## Required work
Make an exact copy of the entries below with the pictures removed.

-- START --

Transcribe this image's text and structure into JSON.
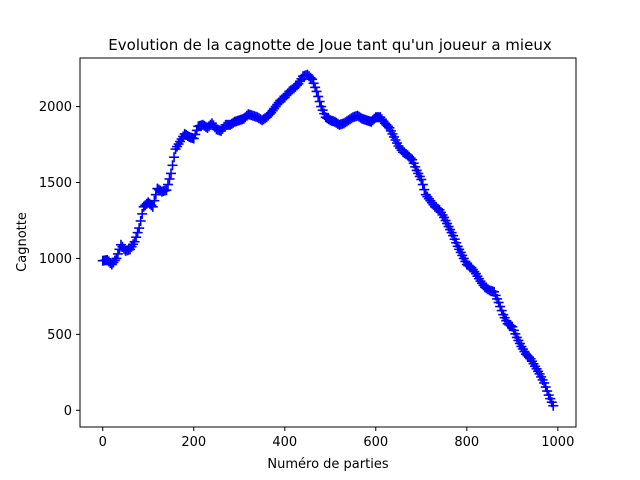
{
  "chart_data": {
    "type": "scatter",
    "title": "Evolution de la cagnotte de Joue tant qu'un joueur a mieux",
    "xlabel": "Numéro de parties",
    "ylabel": "Cagnotte",
    "xlim": [
      -50,
      1040
    ],
    "ylim": [
      -110,
      2320
    ],
    "xticks": [
      0,
      200,
      400,
      600,
      800,
      1000
    ],
    "yticks": [
      0,
      500,
      1000,
      1500,
      2000
    ],
    "grid": false,
    "marker": "+",
    "color": "#0000ff",
    "series": [
      {
        "x": [
          0,
          10,
          20,
          30,
          40,
          50,
          60,
          70,
          80,
          90,
          100,
          110,
          120,
          130,
          140,
          150,
          160,
          170,
          180,
          190,
          200,
          210,
          220,
          230,
          240,
          250,
          260,
          270,
          280,
          290,
          300,
          310,
          320,
          330,
          340,
          350,
          360,
          370,
          380,
          390,
          400,
          410,
          420,
          430,
          440,
          450,
          460,
          470,
          480,
          490,
          500,
          510,
          520,
          530,
          540,
          550,
          560,
          570,
          580,
          590,
          600,
          610,
          620,
          630,
          640,
          650,
          660,
          670,
          680,
          690,
          700,
          710,
          720,
          730,
          740,
          750,
          760,
          770,
          780,
          790,
          800,
          810,
          820,
          830,
          840,
          850,
          860,
          870,
          880,
          890,
          900,
          910,
          920,
          930,
          940,
          950,
          960,
          970,
          980,
          990
        ],
        "y": [
          985,
          990,
          960,
          1000,
          1090,
          1050,
          1060,
          1110,
          1200,
          1340,
          1370,
          1340,
          1460,
          1440,
          1450,
          1560,
          1720,
          1770,
          1820,
          1800,
          1790,
          1870,
          1880,
          1860,
          1890,
          1850,
          1840,
          1880,
          1880,
          1900,
          1910,
          1920,
          1950,
          1940,
          1930,
          1910,
          1930,
          1960,
          2000,
          2040,
          2060,
          2100,
          2120,
          2150,
          2200,
          2210,
          2180,
          2100,
          2000,
          1930,
          1910,
          1900,
          1880,
          1890,
          1910,
          1930,
          1940,
          1920,
          1910,
          1900,
          1930,
          1930,
          1890,
          1860,
          1800,
          1740,
          1700,
          1680,
          1650,
          1580,
          1520,
          1420,
          1380,
          1340,
          1320,
          1270,
          1210,
          1150,
          1080,
          1020,
          960,
          940,
          900,
          850,
          810,
          790,
          780,
          710,
          630,
          570,
          550,
          480,
          420,
          370,
          340,
          290,
          240,
          180,
          100,
          30
        ]
      }
    ]
  }
}
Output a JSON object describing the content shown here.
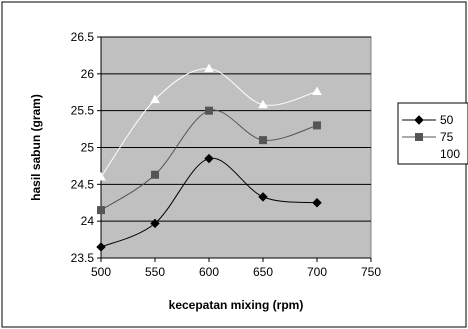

-- END --

## Solution to the exercise
Transcribe this image's text and structure into JSON.
{
  "chart_data": {
    "type": "scatter",
    "title": "Evolution de la cagnotte de Joue tant qu'un joueur a mieux",
    "xlabel": "Numéro de parties",
    "ylabel": "Cagnotte",
    "xlim": [
      -50,
      1040
    ],
    "ylim": [
      -110,
      2320
    ],
    "xticks": [
      0,
      200,
      400,
      600,
      800,
      1000
    ],
    "yticks": [
      0,
      500,
      1000,
      1500,
      2000
    ],
    "grid": false,
    "marker": "+",
    "color": "#0000ff",
    "series": [
      {
        "x": [
          0,
          10,
          20,
          30,
          40,
          50,
          60,
          70,
          80,
          90,
          100,
          110,
          120,
          130,
          140,
          150,
          160,
          170,
          180,
          190,
          200,
          210,
          220,
          230,
          240,
          250,
          260,
          270,
          280,
          290,
          300,
          310,
          320,
          330,
          340,
          350,
          360,
          370,
          380,
          390,
          400,
          410,
          420,
          430,
          440,
          450,
          460,
          470,
          480,
          490,
          500,
          510,
          520,
          530,
          540,
          550,
          560,
          570,
          580,
          590,
          600,
          610,
          620,
          630,
          640,
          650,
          660,
          670,
          680,
          690,
          700,
          710,
          720,
          730,
          740,
          750,
          760,
          770,
          780,
          790,
          800,
          810,
          820,
          830,
          840,
          850,
          860,
          870,
          880,
          890,
          900,
          910,
          920,
          930,
          940,
          950,
          960,
          970,
          980,
          990
        ],
        "y": [
          985,
          990,
          960,
          1000,
          1090,
          1050,
          1060,
          1110,
          1200,
          1340,
          1370,
          1340,
          1460,
          1440,
          1450,
          1560,
          1720,
          1770,
          1820,
          1800,
          1790,
          1870,
          1880,
          1860,
          1890,
          1850,
          1840,
          1880,
          1880,
          1900,
          1910,
          1920,
          1950,
          1940,
          1930,
          1910,
          1930,
          1960,
          2000,
          2040,
          2060,
          2100,
          2120,
          2150,
          2200,
          2210,
          2180,
          2100,
          2000,
          1930,
          1910,
          1900,
          1880,
          1890,
          1910,
          1930,
          1940,
          1920,
          1910,
          1900,
          1930,
          1930,
          1890,
          1860,
          1800,
          1740,
          1700,
          1680,
          1650,
          1580,
          1520,
          1420,
          1380,
          1340,
          1320,
          1270,
          1210,
          1150,
          1080,
          1020,
          960,
          940,
          900,
          850,
          810,
          790,
          780,
          710,
          630,
          570,
          550,
          480,
          420,
          370,
          340,
          290,
          240,
          180,
          100,
          30
        ]
      }
    ]
  }
}
Output a JSON object describing the content shown here.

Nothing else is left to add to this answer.